=== Rows ===

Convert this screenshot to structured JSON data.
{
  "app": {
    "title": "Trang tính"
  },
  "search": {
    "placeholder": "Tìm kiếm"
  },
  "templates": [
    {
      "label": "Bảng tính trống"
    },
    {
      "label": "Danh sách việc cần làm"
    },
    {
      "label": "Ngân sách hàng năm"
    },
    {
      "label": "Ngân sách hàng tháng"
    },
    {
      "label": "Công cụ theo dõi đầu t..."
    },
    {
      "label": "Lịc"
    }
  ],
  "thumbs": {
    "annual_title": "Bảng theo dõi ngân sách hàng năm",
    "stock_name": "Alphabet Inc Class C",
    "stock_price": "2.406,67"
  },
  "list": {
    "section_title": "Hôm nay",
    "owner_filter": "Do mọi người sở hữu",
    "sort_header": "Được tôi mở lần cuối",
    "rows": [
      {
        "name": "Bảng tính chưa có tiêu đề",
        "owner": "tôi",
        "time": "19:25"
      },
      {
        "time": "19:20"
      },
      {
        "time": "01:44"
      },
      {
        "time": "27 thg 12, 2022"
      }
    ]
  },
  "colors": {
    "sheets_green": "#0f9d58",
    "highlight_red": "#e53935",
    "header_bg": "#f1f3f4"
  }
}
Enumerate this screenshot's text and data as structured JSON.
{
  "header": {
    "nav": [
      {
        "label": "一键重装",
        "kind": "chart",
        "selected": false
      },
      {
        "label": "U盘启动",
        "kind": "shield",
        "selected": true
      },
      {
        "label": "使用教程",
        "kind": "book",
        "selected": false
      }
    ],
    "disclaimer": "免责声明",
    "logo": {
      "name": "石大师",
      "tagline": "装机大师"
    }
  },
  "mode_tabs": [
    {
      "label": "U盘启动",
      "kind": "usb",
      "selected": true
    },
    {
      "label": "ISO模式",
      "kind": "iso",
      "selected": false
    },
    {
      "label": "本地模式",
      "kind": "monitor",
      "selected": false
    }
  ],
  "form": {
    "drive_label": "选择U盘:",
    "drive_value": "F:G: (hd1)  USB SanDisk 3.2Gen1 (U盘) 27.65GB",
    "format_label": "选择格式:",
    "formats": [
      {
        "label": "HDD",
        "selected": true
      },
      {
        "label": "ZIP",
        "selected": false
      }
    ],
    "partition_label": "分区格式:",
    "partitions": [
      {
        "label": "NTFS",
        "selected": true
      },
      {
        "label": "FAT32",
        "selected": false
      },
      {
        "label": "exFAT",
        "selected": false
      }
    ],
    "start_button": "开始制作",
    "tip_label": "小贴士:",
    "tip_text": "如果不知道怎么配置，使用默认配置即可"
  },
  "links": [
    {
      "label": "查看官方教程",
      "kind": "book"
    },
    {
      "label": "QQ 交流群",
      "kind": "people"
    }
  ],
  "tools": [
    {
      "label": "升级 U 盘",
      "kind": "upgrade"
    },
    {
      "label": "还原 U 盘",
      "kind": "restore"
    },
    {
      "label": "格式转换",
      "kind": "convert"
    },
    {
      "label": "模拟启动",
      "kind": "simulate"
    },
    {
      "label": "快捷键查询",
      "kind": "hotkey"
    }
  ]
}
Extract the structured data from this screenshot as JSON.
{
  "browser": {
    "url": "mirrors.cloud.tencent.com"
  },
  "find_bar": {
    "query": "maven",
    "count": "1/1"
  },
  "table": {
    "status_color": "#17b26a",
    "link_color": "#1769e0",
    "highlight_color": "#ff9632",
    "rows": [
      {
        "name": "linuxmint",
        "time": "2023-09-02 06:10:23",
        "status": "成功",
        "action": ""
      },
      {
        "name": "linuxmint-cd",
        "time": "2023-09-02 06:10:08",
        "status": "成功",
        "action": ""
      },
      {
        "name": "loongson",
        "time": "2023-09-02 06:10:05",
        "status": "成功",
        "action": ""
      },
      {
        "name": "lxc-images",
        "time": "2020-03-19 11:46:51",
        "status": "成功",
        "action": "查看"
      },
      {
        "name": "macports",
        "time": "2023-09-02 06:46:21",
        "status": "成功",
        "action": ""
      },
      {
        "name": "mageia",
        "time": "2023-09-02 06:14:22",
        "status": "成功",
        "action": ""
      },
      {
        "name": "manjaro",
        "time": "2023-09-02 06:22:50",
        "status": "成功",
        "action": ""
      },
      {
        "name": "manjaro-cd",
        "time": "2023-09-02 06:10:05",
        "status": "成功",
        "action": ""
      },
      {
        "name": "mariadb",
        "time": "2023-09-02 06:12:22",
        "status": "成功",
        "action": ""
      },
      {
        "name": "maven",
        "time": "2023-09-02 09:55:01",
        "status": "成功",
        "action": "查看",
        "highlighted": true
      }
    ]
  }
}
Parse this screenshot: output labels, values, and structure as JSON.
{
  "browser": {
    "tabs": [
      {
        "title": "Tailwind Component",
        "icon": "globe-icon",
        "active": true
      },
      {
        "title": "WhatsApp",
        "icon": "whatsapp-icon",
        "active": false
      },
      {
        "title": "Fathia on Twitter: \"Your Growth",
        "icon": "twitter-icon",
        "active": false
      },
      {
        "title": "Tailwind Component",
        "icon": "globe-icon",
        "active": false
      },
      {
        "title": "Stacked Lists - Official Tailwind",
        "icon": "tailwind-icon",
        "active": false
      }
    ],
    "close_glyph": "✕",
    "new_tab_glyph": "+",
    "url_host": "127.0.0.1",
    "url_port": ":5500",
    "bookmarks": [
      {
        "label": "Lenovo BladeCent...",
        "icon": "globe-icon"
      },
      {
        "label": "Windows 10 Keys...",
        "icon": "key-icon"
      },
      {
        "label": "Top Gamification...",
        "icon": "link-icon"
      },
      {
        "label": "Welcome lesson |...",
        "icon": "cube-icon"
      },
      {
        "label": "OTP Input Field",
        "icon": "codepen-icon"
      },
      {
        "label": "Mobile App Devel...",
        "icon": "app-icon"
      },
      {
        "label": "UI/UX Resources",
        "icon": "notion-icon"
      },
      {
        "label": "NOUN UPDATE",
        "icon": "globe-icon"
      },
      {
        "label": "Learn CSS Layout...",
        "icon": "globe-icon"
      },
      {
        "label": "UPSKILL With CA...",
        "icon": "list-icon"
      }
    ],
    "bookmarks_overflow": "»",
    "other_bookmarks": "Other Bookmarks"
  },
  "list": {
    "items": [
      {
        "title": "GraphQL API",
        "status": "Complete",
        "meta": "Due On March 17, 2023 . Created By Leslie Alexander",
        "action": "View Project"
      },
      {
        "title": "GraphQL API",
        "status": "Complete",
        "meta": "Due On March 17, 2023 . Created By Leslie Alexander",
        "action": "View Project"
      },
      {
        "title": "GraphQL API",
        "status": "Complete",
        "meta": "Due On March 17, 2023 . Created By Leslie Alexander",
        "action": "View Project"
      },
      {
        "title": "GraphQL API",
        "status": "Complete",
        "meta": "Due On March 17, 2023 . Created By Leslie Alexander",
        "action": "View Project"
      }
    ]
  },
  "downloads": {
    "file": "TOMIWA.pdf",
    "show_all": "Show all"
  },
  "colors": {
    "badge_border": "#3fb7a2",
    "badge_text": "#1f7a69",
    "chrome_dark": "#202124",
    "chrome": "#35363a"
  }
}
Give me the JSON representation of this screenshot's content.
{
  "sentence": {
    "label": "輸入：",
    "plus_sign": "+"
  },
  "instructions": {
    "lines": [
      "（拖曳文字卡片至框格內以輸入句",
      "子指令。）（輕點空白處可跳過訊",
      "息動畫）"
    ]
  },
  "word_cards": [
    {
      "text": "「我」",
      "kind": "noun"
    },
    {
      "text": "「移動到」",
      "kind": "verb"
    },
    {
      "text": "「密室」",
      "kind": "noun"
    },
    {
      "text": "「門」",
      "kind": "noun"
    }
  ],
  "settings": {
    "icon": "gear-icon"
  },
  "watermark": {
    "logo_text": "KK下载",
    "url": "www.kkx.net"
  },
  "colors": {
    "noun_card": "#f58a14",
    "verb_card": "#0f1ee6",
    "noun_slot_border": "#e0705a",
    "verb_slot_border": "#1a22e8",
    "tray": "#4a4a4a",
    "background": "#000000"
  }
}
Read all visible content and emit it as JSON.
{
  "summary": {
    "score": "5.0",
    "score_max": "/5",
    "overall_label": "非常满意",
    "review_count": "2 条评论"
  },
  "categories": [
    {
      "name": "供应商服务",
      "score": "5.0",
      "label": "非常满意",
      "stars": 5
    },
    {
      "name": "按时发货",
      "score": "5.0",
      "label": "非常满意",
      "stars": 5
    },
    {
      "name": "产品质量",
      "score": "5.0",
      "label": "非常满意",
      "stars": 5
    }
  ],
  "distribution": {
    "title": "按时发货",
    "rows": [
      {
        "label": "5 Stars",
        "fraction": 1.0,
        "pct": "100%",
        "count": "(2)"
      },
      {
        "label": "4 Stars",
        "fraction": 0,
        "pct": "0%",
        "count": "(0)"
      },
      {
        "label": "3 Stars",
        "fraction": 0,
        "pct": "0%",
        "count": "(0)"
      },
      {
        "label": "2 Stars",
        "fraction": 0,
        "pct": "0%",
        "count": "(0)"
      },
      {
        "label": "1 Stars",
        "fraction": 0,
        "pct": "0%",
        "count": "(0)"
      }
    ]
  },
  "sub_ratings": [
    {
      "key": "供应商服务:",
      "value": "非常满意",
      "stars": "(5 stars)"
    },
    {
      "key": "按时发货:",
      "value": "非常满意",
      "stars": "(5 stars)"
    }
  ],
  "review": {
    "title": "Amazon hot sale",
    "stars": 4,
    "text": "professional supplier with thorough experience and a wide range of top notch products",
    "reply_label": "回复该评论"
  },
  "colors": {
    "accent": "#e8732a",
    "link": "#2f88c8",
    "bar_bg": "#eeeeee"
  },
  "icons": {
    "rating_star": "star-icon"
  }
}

===

• _What is required_
Across the entries, how many lines hold the word "hàng"? Say only the number.

• _Answer for the task_
3